▸ Text excerpt:
---------------
Notwithstanding anything set forth in this section of the Manual regarding trading of ETFs, the Legal and Compliance Department retains authority to restrict any trade that creates an actual or apparent conflict of interest.

 

Trading Restrictions Based on Knowledge

Unless an employee has disclosed all relevant information to the General Counsel and/or CCO regarding the applicable issue below and has received pre-clearance to trade, no employee may purchase or sell a Covered Security (with the exception of an ETF on the approved list) in a Personal Account if the employee is aware that:

 

·Such security is being considered for purchase or sale by the Research Department or Research Personnel, whether or not any order has been entered with the Trading Department;

 

·The employee’s trade is in a direction contrary to that currently recommended by the Research Department or Research Personnel, i.e., selling a security when the Research Department is recommending the purchase of that security or vice versa;

 

·With respect to a purchase transaction by the employee, a Client or a client of CIS is selling such security or a related security, or has sold such a security within the past five (5) business days and such sale is not the result of a programmed trade (such as in the case of investor capital activity or a rebalancing program); or

 

·With respect to a sale transaction by the employee, a Client or a client of CIS is purchasing that security or a related security, or has purchased such a security within the past five (5) business days and such purchase is not the result of a programmed trade (such as in the case of investor capital activity or a rebalancing program).

 

Special Circumstances

An employee may engage in a purchase or sale transaction in a Covered Security necessitated by special circumstances (such as estate planning) if the employee informs the General Counsel and/or CCO of the circumstances and obtains prior written approval for the transaction, in accordance with the Pre-Clearance Procedures of this Code. The General Counsel and/or CCO shall consider the totality of the circumstances, including whether the trade would involve a breach of any fiduciary duty, would otherwise be inconsistent with applicable laws and/or Chilton’s policies and procedures, or would create an appearance of impropriety. If approval for a transaction is granted, the Firm may impose certain conditions that could impact the manner and timing of the transaction (and future transactions).

 

Personal Trading Reference Chart

Attached as Exhibit 2 is a chart of common personal securities trading transaction types and their associated rules and is provided as a tool in understanding and navigating the Firm’s personal trading purchase and sale guidelines. Exhibit 2 also includes the list of approved ETFs.
---------------
▸ Record list:
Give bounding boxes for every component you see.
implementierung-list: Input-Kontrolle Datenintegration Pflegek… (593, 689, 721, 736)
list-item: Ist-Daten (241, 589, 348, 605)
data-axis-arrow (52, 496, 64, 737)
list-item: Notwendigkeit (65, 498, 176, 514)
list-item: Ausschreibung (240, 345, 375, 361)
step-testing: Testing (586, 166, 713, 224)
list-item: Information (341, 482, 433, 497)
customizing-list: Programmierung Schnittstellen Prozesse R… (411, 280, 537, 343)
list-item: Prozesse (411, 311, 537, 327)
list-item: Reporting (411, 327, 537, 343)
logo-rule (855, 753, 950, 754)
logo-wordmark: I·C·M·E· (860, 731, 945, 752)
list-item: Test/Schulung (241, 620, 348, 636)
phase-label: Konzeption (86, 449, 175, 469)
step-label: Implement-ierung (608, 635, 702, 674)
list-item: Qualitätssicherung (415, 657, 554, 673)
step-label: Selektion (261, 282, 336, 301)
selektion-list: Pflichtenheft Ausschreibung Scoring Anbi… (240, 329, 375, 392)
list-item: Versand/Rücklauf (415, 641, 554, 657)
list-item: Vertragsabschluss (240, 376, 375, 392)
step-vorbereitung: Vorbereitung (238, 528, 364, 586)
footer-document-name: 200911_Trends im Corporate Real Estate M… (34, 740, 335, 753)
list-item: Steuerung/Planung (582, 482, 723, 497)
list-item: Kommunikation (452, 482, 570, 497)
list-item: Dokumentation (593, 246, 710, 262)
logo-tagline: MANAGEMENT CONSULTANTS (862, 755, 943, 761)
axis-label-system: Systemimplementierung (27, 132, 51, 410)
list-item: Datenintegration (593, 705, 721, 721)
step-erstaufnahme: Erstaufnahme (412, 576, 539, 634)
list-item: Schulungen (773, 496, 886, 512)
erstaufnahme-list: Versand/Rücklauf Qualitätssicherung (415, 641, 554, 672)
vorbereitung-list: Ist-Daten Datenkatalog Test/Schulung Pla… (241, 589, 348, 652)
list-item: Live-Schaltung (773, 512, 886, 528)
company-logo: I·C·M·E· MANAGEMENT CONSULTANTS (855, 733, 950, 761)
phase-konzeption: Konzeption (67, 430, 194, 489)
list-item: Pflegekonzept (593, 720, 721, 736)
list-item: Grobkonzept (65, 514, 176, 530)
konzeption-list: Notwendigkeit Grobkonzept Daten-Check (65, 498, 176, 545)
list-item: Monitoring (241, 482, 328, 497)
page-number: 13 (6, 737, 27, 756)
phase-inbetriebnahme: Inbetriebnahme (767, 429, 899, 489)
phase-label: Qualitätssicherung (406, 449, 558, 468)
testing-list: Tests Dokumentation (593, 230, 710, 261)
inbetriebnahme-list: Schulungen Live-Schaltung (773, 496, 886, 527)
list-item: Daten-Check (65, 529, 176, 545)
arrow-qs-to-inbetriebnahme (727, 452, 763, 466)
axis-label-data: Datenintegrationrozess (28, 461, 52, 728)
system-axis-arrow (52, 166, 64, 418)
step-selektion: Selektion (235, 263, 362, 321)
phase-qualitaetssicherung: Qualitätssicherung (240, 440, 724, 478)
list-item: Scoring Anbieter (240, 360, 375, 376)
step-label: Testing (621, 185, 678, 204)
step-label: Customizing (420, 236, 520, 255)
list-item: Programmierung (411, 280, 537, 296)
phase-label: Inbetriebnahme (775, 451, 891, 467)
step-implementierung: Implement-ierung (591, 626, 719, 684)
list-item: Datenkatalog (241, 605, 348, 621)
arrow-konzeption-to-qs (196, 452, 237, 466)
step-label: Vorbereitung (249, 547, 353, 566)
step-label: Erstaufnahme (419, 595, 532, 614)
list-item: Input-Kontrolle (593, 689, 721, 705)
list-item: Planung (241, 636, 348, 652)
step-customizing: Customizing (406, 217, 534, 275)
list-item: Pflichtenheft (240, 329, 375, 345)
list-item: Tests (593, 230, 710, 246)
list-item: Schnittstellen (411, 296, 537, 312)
---------------
▸ What to work on:
In the personal trading policy excerpt, what does Exhibit 2 include besides the chart of common personal securities trading transaction types?

▸ Solved problem:
The list of approved ETFs.